-- Start Recorded information --
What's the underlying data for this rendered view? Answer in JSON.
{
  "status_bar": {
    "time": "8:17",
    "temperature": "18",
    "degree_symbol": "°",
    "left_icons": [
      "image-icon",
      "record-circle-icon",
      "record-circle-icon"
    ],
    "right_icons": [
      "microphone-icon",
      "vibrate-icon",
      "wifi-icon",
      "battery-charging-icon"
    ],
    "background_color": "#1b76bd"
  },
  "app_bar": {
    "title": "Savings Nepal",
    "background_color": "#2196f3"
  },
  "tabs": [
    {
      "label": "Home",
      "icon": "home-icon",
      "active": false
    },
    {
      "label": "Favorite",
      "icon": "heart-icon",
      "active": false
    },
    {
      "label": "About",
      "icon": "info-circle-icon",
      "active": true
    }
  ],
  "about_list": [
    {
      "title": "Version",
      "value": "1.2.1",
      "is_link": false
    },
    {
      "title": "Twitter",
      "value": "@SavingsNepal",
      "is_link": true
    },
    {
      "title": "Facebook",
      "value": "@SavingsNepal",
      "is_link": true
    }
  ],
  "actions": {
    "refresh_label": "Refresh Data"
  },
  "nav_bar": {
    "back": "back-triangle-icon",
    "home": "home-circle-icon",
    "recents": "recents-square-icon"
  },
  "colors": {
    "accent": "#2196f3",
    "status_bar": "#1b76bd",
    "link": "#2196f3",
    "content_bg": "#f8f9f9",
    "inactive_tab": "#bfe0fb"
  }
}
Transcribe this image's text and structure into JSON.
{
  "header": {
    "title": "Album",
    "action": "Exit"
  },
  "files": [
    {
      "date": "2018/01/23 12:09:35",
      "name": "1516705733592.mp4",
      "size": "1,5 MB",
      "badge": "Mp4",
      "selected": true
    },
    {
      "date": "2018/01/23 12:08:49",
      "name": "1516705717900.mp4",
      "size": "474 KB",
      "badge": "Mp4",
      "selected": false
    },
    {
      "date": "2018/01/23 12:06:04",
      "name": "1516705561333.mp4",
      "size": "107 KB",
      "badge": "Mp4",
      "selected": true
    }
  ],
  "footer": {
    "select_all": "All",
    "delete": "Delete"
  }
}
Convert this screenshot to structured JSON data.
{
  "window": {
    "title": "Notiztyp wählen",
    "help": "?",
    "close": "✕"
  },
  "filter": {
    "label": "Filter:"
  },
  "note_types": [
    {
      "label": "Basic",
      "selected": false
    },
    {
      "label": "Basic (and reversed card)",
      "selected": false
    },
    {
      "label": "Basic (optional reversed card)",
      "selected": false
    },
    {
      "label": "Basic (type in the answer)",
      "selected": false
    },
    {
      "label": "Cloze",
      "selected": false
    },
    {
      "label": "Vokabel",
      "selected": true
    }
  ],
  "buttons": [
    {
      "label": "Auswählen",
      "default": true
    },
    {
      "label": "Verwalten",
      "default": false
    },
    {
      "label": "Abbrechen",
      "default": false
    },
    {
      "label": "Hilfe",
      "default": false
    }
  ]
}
-- End Recorded information --
**To do**: Quote every entry exactly.

**Solution**:
What's the underlying data for this rendered view? Answer in JSON.
{
  "status_bar": {
    "time": "8:17",
    "temperature": "18",
    "degree_symbol": "°",
    "left_icons": [
      "image-icon",
      "record-circle-icon",
      "record-circle-icon"
    ],
    "right_icons": [
      "microphone-icon",
      "vibrate-icon",
      "wifi-icon",
      "battery-charging-icon"
    ],
    "background_color": "#1b76bd"
  },
  "app_bar": {
    "title": "Savings Nepal",
    "background_color": "#2196f3"
  },
  "tabs": [
    {
      "label": "Home",
      "icon": "home-icon",
      "active": false
    },
    {
      "label": "Favorite",
      "icon": "heart-icon",
      "active": false
    },
    {
      "label": "About",
      "icon": "info-circle-icon",
      "active": true
    }
  ],
  "about_list": [
    {
      "title": "Version",
      "value": "1.2.1",
      "is_link": false
    },
    {
      "title": "Twitter",
      "value": "@SavingsNepal",
      "is_link": true
    },
    {
      "title": "Facebook",
      "value": "@SavingsNepal",
      "is_link": true
    }
  ],
  "actions": {
    "refresh_label": "Refresh Data"
  },
  "nav_bar": {
    "back": "back-triangle-icon",
    "home": "home-circle-icon",
    "recents": "recents-square-icon"
  },
  "colors": {
    "accent": "#2196f3",
    "status_bar": "#1b76bd",
    "link": "#2196f3",
    "content_bg": "#f8f9f9",
    "inactive_tab": "#bfe0fb"
  }
}
Transcribe this image's text and structure into JSON.
{
  "header": {
    "title": "Album",
    "action": "Exit"
  },
  "files": [
    {
      "date": "2018/01/23 12:09:35",
      "name": "1516705733592.mp4",
      "size": "1,5 MB",
      "badge": "Mp4",
      "selected": true
    },
    {
      "date": "2018/01/23 12:08:49",
      "name": "1516705717900.mp4",
      "size": "474 KB",
      "badge": "Mp4",
      "selected": false
    },
    {
      "date": "2018/01/23 12:06:04",
      "name": "1516705561333.mp4",
      "size": "107 KB",
      "badge": "Mp4",
      "selected": true
    }
  ],
  "footer": {
    "select_all": "All",
    "delete": "Delete"
  }
}
Convert this screenshot to structured JSON data.
{
  "window": {
    "title": "Notiztyp wählen",
    "help": "?",
    "close": "✕"
  },
  "filter": {
    "label": "Filter:"
  },
  "note_types": [
    {
      "label": "Basic",
      "selected": false
    },
    {
      "label": "Basic (and reversed card)",
      "selected": false
    },
    {
      "label": "Basic (optional reversed card)",
      "selected": false
    },
    {
      "label": "Basic (type in the answer)",
      "selected": false
    },
    {
      "label": "Cloze",
      "selected": false
    },
    {
      "label": "Vokabel",
      "selected": true
    }
  ],
  "buttons": [
    {
      "label": "Auswählen",
      "default": true
    },
    {
      "label": "Verwalten",
      "default": false
    },
    {
      "label": "Abbrechen",
      "default": false
    },
    {
      "label": "Hilfe",
      "default": false
    }
  ]
}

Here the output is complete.